- DATA FOR THIS EXERCISE:
___

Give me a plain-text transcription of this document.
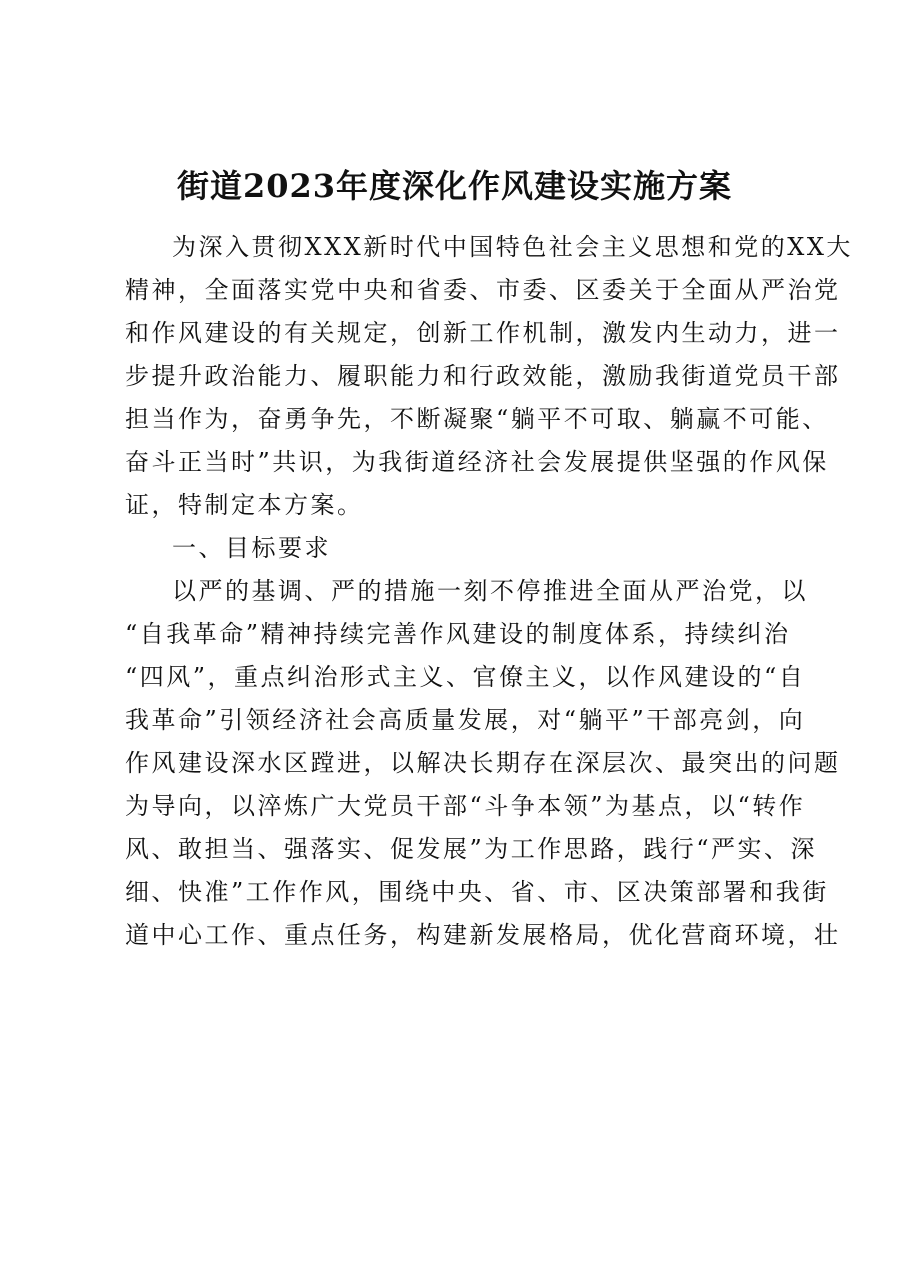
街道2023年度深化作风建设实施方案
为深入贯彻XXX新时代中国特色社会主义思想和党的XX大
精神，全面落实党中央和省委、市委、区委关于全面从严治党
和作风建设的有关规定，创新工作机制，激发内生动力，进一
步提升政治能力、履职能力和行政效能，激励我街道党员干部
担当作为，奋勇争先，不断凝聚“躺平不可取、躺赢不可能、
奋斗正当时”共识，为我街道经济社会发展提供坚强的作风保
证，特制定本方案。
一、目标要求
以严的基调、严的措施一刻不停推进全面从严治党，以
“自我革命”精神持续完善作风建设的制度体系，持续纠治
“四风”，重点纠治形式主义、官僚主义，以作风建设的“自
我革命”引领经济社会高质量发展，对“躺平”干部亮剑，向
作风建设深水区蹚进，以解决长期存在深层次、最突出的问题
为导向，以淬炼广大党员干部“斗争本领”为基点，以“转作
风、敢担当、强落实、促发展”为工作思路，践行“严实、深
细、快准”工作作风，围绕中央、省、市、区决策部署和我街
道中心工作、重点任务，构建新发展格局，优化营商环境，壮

___

- EXERCISE INSTRUCTIONS:
Leave out all pictures, then copy the remaining material exactly.

- WORKED SOLUTION:
Give me a plain-text transcription of this document.
街道2023年度深化作风建设实施方案
为深入贯彻XXX新时代中国特色社会主义思想和党的XX大
精神，全面落实党中央和省委、市委、区委关于全面从严治党
和作风建设的有关规定，创新工作机制，激发内生动力，进一
步提升政治能力、履职能力和行政效能，激励我街道党员干部
担当作为，奋勇争先，不断凝聚“躺平不可取、躺赢不可能、
奋斗正当时”共识，为我街道经济社会发展提供坚强的作风保
证，特制定本方案。
一、目标要求
以严的基调、严的措施一刻不停推进全面从严治党，以
“自我革命”精神持续完善作风建设的制度体系，持续纠治
“四风”，重点纠治形式主义、官僚主义，以作风建设的“自
我革命”引领经济社会高质量发展，对“躺平”干部亮剑，向
作风建设深水区蹚进，以解决长期存在深层次、最突出的问题
为导向，以淬炼广大党员干部“斗争本领”为基点，以“转作
风、敢担当、强落实、促发展”为工作思路，践行“严实、深
细、快准”工作作风，围绕中央、省、市、区决策部署和我街
道中心工作、重点任务，构建新发展格局，优化营商环境，壮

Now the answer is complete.